Figure collection entries
•••••
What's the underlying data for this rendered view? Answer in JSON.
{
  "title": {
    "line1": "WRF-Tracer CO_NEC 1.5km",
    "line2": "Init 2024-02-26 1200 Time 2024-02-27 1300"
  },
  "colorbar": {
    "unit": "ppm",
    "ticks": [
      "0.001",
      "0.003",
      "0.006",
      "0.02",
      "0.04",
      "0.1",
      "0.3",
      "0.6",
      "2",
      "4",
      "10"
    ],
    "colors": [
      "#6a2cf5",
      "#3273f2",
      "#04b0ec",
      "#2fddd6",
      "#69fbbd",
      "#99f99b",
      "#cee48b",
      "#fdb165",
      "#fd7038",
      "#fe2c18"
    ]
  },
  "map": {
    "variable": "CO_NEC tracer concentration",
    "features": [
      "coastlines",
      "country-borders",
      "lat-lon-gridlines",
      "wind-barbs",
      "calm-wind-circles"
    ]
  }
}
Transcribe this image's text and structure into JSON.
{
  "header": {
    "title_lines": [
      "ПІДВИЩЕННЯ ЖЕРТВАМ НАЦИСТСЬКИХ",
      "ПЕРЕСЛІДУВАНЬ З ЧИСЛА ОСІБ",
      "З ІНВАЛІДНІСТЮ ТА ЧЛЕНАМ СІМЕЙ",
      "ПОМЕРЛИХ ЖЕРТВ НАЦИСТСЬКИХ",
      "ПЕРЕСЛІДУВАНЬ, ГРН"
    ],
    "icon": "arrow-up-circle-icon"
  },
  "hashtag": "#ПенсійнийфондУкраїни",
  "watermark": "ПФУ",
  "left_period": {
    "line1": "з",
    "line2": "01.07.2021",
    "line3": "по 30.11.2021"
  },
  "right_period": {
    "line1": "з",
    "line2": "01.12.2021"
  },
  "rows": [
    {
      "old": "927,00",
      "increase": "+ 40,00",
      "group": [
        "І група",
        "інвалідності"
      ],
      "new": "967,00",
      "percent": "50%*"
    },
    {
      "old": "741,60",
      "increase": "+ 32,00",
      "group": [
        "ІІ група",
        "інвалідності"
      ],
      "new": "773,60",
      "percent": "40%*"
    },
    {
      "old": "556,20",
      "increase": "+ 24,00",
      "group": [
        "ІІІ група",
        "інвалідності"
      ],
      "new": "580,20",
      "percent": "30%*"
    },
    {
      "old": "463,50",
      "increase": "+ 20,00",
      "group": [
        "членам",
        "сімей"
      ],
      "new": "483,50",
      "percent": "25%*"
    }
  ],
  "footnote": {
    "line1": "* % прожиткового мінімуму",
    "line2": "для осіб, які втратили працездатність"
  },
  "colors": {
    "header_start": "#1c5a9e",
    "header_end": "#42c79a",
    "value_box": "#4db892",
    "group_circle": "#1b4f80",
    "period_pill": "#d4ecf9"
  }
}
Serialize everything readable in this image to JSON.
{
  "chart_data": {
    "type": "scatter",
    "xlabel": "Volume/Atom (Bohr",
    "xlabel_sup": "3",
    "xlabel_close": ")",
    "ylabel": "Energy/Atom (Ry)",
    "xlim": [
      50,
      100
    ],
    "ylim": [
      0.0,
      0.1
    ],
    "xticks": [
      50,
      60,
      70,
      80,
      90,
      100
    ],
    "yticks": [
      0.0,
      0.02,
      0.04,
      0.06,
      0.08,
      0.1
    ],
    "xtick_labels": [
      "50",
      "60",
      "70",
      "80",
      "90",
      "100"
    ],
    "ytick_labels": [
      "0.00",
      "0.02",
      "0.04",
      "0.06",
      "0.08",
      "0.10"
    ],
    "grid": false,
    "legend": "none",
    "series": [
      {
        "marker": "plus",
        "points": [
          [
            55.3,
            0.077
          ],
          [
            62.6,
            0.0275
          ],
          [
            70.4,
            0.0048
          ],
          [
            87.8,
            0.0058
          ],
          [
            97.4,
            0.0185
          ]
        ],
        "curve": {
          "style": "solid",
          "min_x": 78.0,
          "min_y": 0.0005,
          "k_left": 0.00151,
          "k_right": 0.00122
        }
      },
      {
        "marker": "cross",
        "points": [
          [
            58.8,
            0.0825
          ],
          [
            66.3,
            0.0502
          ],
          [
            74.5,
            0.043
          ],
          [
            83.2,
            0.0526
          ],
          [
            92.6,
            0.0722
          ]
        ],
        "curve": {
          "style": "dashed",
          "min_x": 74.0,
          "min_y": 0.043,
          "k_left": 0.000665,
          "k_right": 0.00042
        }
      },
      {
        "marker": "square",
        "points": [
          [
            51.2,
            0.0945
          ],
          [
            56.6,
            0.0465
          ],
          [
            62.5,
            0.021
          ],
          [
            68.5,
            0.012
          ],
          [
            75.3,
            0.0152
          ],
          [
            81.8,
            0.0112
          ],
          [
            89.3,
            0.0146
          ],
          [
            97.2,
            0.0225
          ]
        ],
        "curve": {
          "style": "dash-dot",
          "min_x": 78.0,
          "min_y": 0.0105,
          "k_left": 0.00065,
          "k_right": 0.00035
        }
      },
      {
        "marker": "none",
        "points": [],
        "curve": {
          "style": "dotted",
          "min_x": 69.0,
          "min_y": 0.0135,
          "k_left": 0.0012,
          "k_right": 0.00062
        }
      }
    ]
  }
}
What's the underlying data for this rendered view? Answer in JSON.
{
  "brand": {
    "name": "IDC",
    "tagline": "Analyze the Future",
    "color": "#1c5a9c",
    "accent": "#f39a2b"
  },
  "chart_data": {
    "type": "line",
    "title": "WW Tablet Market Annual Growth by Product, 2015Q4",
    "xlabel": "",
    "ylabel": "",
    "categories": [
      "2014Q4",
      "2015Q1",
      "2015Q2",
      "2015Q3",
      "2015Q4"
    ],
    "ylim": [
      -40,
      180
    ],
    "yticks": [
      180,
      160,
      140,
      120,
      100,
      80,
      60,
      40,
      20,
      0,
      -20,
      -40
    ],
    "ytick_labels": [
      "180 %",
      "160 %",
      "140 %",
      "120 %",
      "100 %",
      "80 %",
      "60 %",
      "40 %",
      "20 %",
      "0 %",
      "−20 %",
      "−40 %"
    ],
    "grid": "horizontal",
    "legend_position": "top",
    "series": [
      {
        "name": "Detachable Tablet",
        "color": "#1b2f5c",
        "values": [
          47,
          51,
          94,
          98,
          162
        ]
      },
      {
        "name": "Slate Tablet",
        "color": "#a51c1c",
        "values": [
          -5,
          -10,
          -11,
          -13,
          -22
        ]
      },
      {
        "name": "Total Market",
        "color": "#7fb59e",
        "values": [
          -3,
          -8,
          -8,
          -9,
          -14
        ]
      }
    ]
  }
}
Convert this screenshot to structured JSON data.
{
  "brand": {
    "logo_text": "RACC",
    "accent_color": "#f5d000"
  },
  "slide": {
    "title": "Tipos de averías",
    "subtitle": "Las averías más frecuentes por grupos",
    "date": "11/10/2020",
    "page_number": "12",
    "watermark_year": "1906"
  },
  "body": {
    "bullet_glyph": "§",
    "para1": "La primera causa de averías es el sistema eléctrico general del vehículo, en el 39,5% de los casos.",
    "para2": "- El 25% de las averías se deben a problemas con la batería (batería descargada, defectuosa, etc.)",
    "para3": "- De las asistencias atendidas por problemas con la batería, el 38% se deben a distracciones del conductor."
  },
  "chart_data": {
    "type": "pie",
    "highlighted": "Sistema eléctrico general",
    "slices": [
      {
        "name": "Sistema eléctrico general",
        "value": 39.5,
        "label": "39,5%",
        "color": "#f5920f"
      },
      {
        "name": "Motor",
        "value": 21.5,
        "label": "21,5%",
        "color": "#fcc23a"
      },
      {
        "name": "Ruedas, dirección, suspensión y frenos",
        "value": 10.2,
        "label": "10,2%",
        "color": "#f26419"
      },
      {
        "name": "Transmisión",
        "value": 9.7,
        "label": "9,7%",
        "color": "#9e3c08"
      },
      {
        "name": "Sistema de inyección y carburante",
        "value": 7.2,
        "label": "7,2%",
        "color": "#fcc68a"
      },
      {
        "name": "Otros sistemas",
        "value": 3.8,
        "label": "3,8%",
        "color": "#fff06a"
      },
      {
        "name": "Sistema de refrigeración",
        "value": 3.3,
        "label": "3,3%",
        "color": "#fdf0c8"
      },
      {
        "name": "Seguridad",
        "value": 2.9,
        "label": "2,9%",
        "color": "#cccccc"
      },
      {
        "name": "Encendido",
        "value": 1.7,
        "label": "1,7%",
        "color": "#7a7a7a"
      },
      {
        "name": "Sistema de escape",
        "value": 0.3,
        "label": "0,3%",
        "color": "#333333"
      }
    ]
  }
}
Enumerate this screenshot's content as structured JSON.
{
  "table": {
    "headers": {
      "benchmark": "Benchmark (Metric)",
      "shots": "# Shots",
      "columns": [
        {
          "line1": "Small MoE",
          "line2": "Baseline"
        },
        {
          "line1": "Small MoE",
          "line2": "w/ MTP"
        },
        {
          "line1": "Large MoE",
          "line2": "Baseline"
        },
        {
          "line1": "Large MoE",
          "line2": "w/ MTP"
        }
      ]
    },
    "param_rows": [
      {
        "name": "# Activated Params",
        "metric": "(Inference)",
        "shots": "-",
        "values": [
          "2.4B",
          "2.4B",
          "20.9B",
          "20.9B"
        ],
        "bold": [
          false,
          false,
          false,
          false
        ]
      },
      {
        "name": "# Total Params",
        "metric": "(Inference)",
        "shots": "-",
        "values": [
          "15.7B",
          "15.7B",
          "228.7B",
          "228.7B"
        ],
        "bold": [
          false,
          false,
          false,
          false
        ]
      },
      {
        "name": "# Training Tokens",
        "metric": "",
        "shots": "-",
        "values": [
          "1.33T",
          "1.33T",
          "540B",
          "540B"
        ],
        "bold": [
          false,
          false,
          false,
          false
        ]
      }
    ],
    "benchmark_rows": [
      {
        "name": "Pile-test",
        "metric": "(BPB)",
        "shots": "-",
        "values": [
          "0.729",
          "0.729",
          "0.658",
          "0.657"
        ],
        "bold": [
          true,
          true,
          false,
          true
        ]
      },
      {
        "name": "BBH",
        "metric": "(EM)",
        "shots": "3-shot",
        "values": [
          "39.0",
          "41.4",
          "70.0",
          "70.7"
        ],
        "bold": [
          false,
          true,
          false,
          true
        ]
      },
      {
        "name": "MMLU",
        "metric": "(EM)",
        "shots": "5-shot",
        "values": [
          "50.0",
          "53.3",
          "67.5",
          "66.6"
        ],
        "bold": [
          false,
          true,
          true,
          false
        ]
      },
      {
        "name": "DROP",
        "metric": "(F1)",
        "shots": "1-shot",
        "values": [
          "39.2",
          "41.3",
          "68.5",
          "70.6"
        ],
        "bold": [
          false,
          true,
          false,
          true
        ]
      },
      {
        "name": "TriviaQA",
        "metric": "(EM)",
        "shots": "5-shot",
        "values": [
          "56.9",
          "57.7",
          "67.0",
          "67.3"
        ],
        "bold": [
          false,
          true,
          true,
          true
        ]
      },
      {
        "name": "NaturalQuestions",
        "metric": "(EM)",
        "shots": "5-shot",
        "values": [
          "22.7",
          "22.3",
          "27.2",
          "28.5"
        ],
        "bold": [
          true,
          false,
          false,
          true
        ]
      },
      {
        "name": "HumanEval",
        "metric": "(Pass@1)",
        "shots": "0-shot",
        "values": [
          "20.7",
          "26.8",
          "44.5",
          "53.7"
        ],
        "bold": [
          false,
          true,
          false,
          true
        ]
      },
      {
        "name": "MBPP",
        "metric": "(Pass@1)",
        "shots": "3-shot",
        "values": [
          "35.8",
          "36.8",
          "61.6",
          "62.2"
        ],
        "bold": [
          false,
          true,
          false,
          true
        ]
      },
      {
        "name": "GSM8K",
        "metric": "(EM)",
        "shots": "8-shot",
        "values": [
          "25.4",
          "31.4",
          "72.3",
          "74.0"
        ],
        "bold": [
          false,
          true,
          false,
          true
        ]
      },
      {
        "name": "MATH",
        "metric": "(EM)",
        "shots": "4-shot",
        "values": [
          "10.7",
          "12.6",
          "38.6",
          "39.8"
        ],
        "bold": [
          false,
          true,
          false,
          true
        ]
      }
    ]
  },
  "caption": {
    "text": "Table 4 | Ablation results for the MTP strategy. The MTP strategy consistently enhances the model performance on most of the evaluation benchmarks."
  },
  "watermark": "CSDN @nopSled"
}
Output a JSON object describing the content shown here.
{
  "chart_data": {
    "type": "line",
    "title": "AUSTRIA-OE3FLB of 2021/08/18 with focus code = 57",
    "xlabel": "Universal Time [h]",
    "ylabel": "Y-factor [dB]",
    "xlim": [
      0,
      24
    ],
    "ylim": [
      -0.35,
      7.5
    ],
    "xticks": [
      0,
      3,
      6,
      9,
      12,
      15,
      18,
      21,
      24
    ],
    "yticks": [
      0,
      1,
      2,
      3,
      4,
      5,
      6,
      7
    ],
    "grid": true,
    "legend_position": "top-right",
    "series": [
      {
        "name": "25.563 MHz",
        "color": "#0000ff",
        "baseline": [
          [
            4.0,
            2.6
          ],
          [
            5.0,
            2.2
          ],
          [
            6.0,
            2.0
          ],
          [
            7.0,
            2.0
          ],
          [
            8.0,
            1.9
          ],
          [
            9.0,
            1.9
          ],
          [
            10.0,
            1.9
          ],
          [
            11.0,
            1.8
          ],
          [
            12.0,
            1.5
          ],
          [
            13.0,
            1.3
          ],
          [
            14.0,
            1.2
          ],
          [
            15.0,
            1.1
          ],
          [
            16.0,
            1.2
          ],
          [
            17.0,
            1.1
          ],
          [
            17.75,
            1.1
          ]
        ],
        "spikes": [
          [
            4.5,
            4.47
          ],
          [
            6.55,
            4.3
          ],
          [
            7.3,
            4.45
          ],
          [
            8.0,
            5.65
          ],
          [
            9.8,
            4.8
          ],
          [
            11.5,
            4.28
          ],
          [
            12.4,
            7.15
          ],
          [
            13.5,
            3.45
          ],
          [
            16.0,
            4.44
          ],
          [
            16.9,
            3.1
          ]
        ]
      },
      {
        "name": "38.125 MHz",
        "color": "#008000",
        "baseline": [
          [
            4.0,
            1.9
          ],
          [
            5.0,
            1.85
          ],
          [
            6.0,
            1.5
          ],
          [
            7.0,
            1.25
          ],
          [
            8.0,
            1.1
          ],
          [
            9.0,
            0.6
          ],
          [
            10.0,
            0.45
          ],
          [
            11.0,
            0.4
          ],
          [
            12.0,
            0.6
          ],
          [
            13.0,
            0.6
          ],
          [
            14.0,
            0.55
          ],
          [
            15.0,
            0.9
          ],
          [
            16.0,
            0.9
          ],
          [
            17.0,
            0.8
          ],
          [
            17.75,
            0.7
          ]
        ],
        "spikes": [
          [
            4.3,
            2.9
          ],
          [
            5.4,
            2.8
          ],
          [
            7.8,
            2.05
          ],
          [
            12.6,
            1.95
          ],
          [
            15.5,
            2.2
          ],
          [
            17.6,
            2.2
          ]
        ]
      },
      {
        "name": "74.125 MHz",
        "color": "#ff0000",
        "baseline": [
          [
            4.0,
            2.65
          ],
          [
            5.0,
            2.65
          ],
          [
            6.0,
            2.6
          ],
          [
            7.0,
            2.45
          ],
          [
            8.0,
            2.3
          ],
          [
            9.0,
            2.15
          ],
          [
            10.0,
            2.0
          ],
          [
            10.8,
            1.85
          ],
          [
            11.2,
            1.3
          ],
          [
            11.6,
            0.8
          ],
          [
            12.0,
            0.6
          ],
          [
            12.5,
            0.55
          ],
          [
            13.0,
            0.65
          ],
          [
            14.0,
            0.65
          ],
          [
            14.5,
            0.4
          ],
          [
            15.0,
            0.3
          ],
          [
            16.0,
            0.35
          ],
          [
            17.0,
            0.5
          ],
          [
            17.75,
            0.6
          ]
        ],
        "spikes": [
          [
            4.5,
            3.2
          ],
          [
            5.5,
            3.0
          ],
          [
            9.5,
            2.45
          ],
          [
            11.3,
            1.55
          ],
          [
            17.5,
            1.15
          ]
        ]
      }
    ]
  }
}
•••••
GIVEN INSTRUCTION
In the material above, show every line where the word "Atom" turns up.

SOLUTION
    "xlabel": "Volume/Atom (Bohr",
    "ylabel": "Energy/Atom (Ry)",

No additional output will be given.